▶ Aim of the exercise
Quote the records in full and leave their pictures out.

↓↓↓

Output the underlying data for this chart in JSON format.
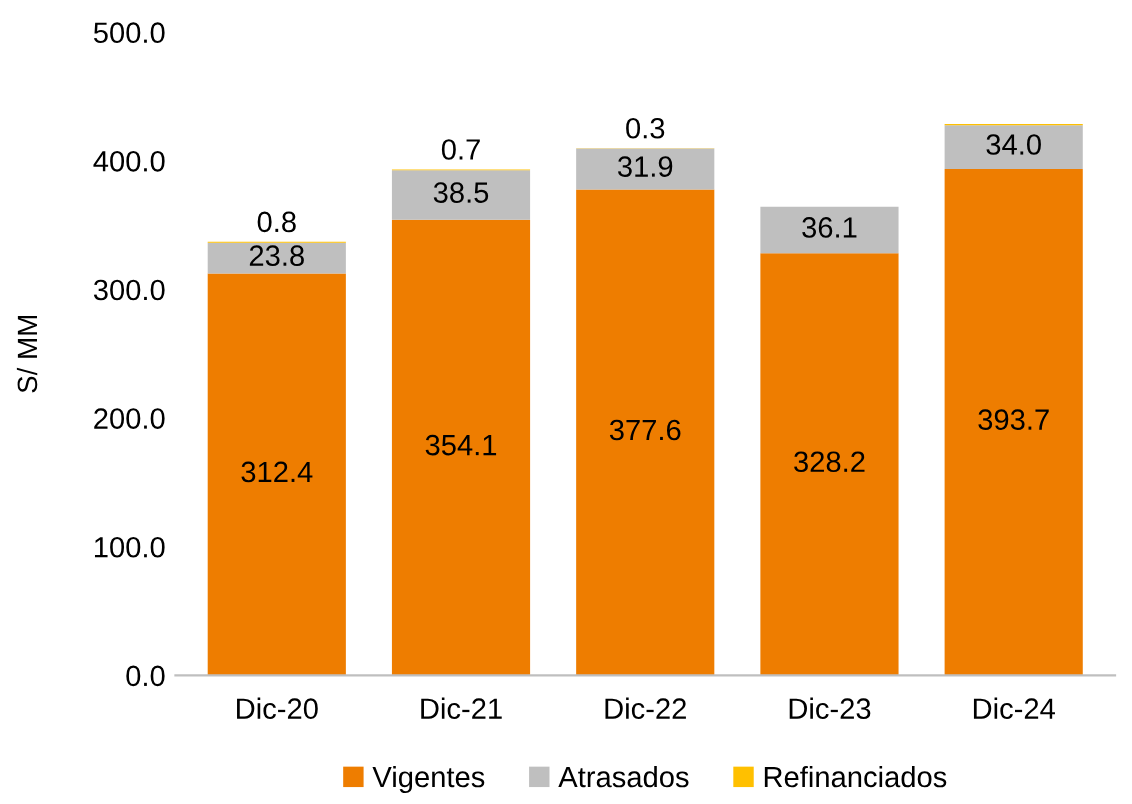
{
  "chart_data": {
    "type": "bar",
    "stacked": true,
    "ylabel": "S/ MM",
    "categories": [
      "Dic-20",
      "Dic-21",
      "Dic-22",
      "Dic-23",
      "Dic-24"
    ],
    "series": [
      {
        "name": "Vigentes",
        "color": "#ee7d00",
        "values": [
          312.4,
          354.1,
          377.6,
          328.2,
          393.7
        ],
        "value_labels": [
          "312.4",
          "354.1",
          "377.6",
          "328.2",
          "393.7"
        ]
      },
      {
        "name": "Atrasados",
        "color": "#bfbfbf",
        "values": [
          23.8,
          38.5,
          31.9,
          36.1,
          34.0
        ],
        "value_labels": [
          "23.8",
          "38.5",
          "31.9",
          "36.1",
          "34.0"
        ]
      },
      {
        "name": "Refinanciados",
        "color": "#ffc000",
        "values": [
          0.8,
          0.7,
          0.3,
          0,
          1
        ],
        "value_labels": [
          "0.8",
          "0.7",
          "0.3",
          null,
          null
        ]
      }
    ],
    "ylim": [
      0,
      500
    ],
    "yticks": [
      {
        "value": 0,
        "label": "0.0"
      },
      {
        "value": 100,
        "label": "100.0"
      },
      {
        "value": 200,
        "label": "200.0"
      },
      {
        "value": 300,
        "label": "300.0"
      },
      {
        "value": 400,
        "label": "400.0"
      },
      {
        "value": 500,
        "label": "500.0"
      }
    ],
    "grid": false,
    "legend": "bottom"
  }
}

↑↑↑

▶ Answer to the task
Output the underlying data for this chart in JSON format.
{
  "chart_data": {
    "type": "bar",
    "stacked": true,
    "ylabel": "S/ MM",
    "categories": [
      "Dic-20",
      "Dic-21",
      "Dic-22",
      "Dic-23",
      "Dic-24"
    ],
    "series": [
      {
        "name": "Vigentes",
        "color": "#ee7d00",
        "values": [
          312.4,
          354.1,
          377.6,
          328.2,
          393.7
        ],
        "value_labels": [
          "312.4",
          "354.1",
          "377.6",
          "328.2",
          "393.7"
        ]
      },
      {
        "name": "Atrasados",
        "color": "#bfbfbf",
        "values": [
          23.8,
          38.5,
          31.9,
          36.1,
          34.0
        ],
        "value_labels": [
          "23.8",
          "38.5",
          "31.9",
          "36.1",
          "34.0"
        ]
      },
      {
        "name": "Refinanciados",
        "color": "#ffc000",
        "values": [
          0.8,
          0.7,
          0.3,
          0,
          1
        ],
        "value_labels": [
          "0.8",
          "0.7",
          "0.3",
          null,
          null
        ]
      }
    ],
    "ylim": [
      0,
      500
    ],
    "yticks": [
      {
        "value": 0,
        "label": "0.0"
      },
      {
        "value": 100,
        "label": "100.0"
      },
      {
        "value": 200,
        "label": "200.0"
      },
      {
        "value": 300,
        "label": "300.0"
      },
      {
        "value": 400,
        "label": "400.0"
      },
      {
        "value": 500,
        "label": "500.0"
      }
    ],
    "grid": false,
    "legend": "bottom"
  }
}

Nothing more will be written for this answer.